- GOAL:
"details" appears in how many lines of the entries? State only the number.

- ENTRIES SHOWN:
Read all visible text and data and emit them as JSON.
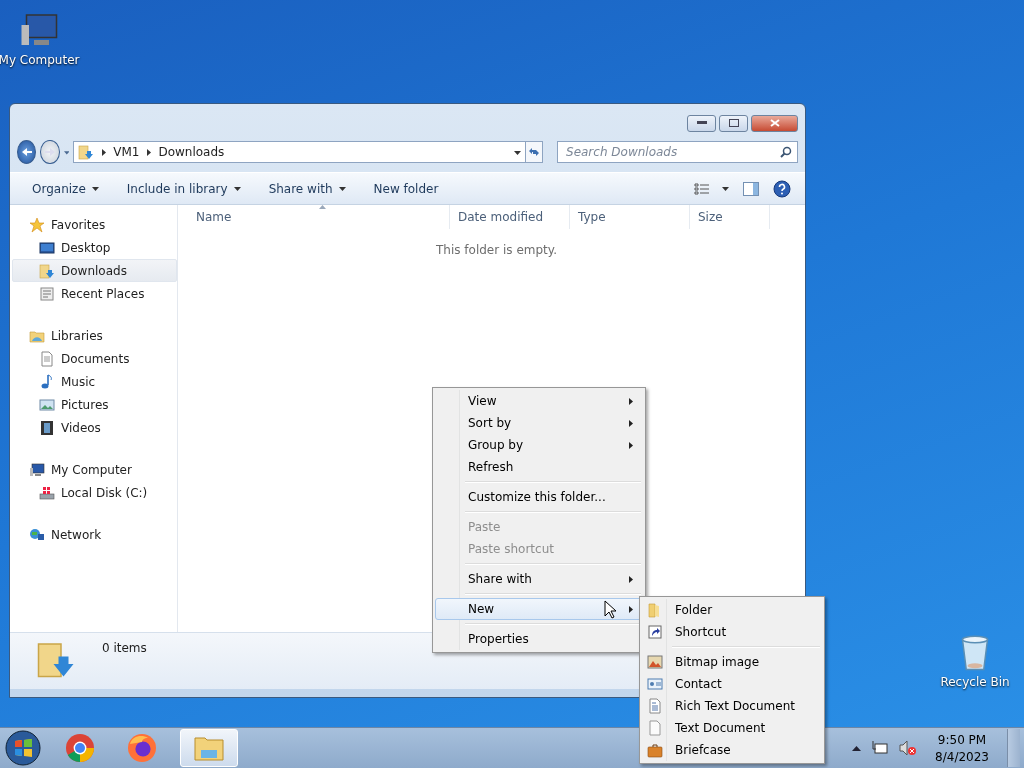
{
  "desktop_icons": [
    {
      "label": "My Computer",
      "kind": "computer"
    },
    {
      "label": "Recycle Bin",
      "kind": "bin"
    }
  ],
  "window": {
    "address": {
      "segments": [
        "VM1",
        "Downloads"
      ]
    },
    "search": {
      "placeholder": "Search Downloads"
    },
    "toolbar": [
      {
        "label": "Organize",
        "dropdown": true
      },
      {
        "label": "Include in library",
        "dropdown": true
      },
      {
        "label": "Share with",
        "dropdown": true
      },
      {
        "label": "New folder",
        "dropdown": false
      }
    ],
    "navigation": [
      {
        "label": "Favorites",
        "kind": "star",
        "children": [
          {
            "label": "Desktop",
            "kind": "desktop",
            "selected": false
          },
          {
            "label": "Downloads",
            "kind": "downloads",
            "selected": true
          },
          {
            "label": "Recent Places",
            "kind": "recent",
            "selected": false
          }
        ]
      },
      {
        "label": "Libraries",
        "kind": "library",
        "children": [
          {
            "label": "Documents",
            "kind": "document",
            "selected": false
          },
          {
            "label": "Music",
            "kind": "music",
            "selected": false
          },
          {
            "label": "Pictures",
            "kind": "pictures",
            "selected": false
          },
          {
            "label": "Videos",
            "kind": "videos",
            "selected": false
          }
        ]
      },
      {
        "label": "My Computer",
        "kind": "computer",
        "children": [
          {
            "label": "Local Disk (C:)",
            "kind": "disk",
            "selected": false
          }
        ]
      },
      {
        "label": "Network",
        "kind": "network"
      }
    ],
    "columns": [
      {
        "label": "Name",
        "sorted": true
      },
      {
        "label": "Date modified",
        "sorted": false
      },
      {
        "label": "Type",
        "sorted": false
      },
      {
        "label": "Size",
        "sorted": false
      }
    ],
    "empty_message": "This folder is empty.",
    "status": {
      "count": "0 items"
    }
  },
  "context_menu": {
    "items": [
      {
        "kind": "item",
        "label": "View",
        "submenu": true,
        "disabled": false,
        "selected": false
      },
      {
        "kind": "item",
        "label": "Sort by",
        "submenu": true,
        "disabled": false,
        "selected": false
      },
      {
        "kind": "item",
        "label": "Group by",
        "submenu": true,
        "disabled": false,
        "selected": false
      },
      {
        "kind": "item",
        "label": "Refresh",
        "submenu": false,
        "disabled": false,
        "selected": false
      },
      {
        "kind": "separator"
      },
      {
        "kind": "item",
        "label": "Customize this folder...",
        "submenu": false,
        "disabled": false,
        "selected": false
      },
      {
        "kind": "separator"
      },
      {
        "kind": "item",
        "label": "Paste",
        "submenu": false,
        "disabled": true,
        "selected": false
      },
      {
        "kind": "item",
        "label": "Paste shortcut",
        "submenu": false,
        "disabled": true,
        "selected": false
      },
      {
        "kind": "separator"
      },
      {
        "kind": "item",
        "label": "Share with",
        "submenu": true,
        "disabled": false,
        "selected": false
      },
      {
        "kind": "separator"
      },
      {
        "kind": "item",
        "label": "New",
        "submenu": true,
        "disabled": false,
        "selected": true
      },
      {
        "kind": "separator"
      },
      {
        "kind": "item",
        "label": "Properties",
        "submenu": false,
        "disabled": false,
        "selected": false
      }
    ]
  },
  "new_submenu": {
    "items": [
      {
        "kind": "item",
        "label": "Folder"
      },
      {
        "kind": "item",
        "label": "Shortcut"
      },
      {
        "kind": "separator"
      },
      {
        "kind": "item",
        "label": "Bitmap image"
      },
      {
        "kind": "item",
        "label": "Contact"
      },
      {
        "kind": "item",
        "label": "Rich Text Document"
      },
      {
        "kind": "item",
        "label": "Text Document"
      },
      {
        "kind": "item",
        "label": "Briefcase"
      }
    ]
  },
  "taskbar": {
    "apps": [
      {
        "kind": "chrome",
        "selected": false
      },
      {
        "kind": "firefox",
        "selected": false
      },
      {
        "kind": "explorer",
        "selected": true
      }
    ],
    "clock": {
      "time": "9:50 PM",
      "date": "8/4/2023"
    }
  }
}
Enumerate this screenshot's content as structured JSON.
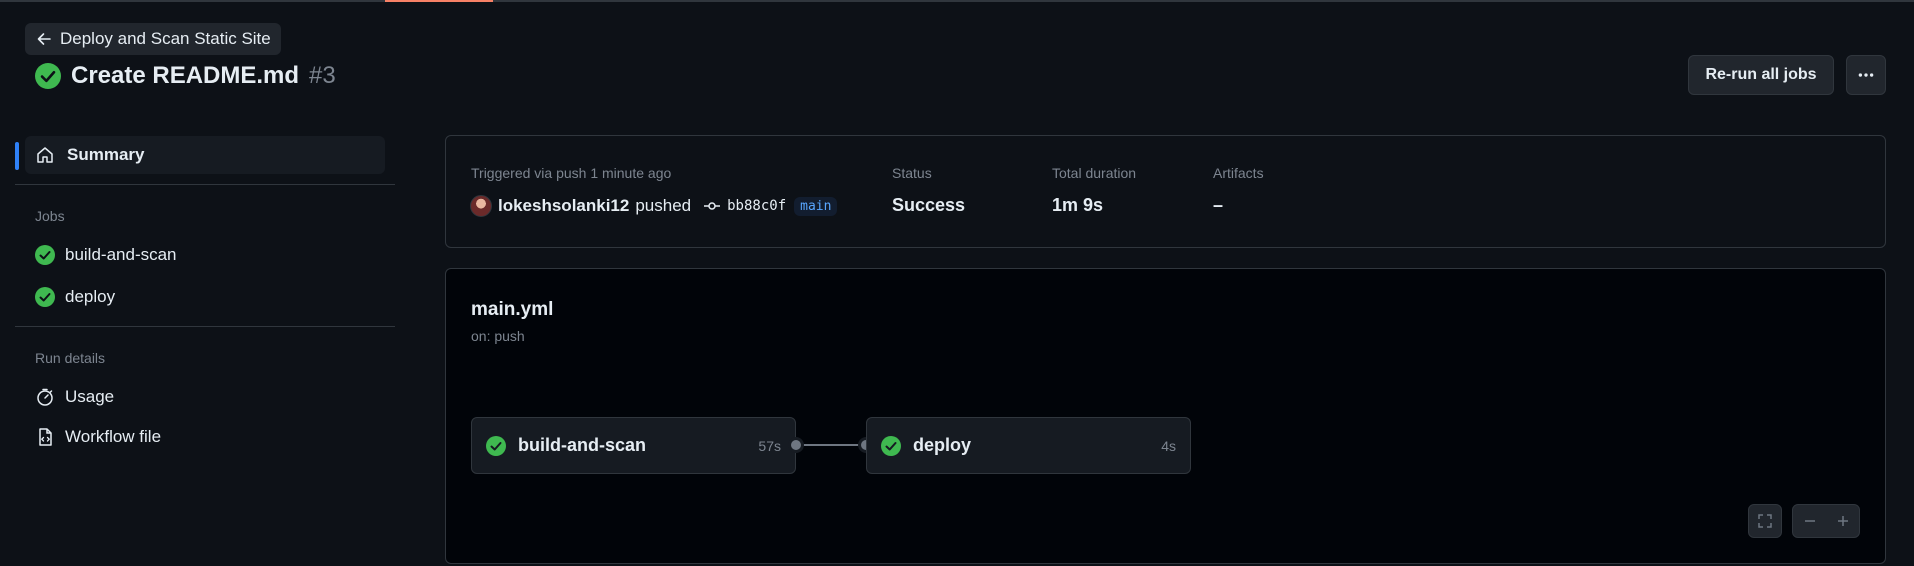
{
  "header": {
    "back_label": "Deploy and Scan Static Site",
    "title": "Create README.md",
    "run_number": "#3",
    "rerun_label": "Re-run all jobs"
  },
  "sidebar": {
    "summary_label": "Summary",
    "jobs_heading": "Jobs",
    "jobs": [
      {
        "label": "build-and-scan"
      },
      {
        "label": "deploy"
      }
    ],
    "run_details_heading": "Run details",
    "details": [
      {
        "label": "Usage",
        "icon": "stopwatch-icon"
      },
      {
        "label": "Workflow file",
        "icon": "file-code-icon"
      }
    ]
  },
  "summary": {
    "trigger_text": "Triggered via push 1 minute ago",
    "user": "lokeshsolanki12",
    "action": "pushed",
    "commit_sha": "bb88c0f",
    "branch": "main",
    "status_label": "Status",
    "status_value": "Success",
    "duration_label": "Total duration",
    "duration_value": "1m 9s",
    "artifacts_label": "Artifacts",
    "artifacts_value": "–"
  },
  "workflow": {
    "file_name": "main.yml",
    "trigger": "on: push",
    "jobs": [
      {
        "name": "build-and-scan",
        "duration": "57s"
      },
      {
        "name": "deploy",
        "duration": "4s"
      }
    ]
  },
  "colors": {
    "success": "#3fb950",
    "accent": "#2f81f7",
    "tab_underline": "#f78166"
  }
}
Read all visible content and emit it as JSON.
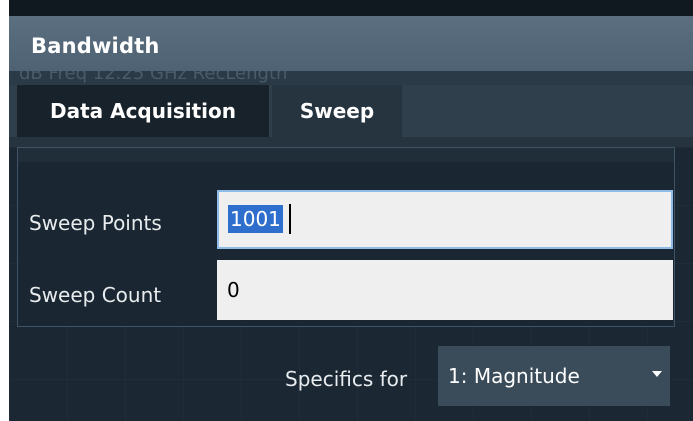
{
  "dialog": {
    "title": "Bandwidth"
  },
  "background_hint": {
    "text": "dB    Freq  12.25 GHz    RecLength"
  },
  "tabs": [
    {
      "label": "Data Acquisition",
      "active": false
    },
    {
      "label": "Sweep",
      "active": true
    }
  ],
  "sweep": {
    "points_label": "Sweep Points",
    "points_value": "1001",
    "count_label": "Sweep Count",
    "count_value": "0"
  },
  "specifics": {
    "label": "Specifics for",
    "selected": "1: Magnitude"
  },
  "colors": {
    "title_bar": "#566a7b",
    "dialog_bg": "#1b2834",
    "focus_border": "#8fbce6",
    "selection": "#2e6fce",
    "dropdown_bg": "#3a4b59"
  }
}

==

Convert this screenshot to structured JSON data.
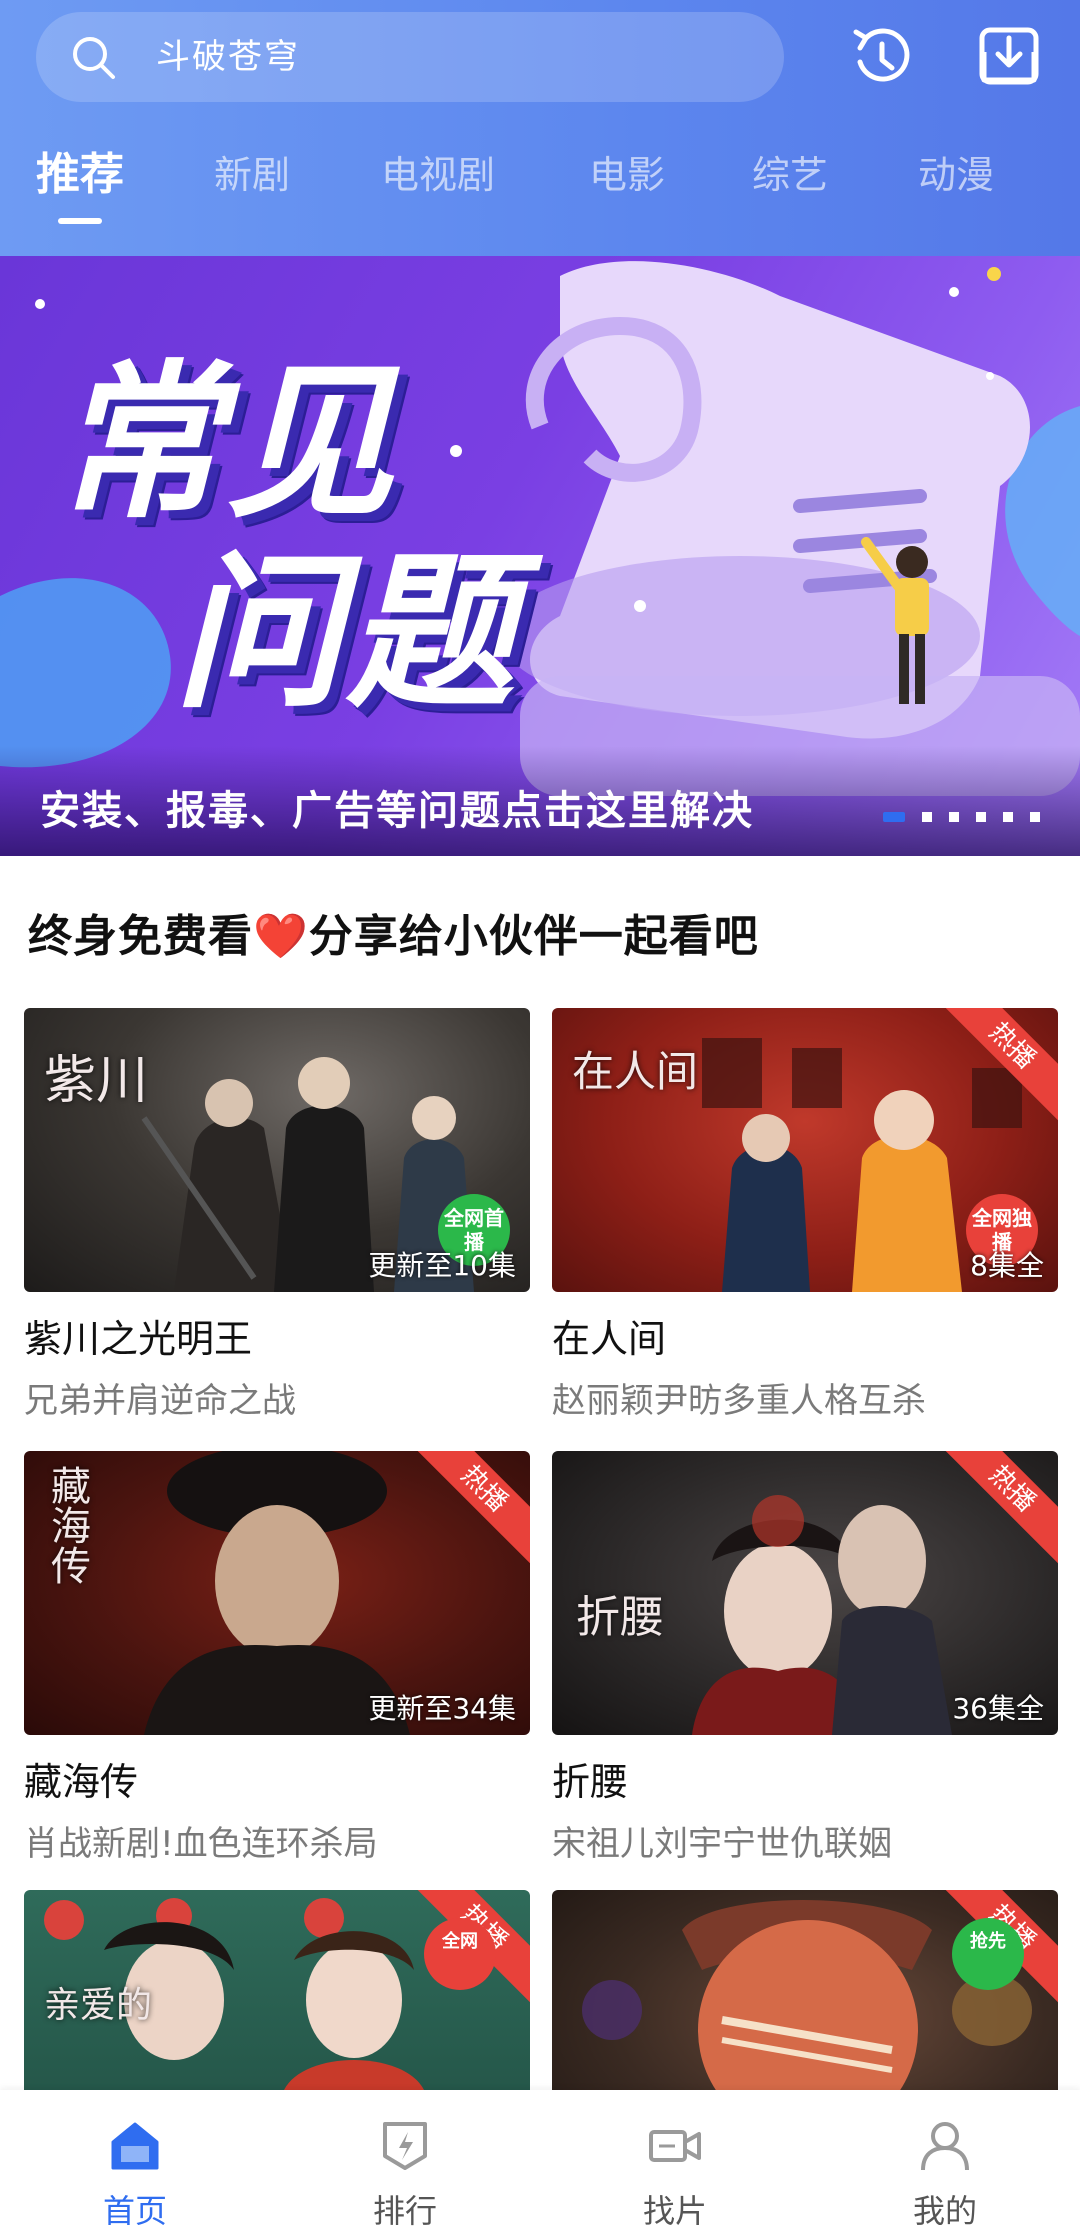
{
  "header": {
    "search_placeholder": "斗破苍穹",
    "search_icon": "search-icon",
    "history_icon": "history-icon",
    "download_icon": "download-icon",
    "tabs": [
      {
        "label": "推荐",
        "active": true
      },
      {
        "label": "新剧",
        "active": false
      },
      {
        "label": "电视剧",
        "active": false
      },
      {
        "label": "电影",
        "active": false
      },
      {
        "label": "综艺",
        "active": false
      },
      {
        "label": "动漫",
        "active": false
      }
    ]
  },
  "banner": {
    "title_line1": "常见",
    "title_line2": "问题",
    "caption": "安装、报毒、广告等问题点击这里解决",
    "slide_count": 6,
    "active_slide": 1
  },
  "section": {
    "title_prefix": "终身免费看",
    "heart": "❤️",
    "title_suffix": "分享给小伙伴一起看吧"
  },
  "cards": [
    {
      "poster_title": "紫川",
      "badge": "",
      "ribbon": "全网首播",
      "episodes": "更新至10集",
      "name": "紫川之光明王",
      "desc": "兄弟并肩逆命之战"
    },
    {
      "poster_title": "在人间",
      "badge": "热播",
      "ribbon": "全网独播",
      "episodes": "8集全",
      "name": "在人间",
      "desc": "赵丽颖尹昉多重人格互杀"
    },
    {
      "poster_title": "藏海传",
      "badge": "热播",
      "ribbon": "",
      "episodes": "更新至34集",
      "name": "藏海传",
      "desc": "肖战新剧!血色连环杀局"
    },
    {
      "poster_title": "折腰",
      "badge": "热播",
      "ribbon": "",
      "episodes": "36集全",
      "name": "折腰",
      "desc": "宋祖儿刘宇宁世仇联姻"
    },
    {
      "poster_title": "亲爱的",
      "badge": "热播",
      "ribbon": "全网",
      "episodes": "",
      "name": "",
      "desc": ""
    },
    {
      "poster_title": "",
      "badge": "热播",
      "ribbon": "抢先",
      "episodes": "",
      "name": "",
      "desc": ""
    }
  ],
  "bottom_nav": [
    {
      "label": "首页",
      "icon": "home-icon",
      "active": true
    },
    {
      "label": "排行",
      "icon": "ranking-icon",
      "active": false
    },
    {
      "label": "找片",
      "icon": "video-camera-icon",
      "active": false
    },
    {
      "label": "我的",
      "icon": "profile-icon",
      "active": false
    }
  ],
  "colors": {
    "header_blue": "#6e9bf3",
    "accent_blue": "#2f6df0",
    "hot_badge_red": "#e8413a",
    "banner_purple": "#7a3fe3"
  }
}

--

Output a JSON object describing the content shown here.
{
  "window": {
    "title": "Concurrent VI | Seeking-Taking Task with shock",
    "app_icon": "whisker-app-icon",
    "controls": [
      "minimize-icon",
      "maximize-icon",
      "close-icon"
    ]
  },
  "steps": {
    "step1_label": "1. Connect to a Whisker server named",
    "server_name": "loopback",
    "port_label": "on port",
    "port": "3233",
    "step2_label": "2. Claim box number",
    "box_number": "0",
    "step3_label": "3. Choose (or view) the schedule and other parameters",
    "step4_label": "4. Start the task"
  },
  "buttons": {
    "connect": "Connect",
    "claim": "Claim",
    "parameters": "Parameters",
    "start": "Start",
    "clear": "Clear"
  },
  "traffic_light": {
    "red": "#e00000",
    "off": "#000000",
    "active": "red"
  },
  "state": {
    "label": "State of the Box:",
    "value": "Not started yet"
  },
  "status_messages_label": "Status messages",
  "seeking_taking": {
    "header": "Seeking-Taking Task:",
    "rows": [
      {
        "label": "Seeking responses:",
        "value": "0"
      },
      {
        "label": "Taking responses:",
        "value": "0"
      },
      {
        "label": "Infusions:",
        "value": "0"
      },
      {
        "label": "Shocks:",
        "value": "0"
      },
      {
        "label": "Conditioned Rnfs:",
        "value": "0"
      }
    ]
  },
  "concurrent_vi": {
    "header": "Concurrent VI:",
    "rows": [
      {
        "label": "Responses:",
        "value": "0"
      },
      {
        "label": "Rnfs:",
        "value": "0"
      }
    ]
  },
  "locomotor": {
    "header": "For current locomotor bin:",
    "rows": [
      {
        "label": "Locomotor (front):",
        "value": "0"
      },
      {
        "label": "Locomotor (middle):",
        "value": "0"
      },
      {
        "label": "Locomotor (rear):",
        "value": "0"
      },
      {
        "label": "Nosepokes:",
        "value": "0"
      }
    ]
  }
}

- ANSWER TO THIS TASK:
2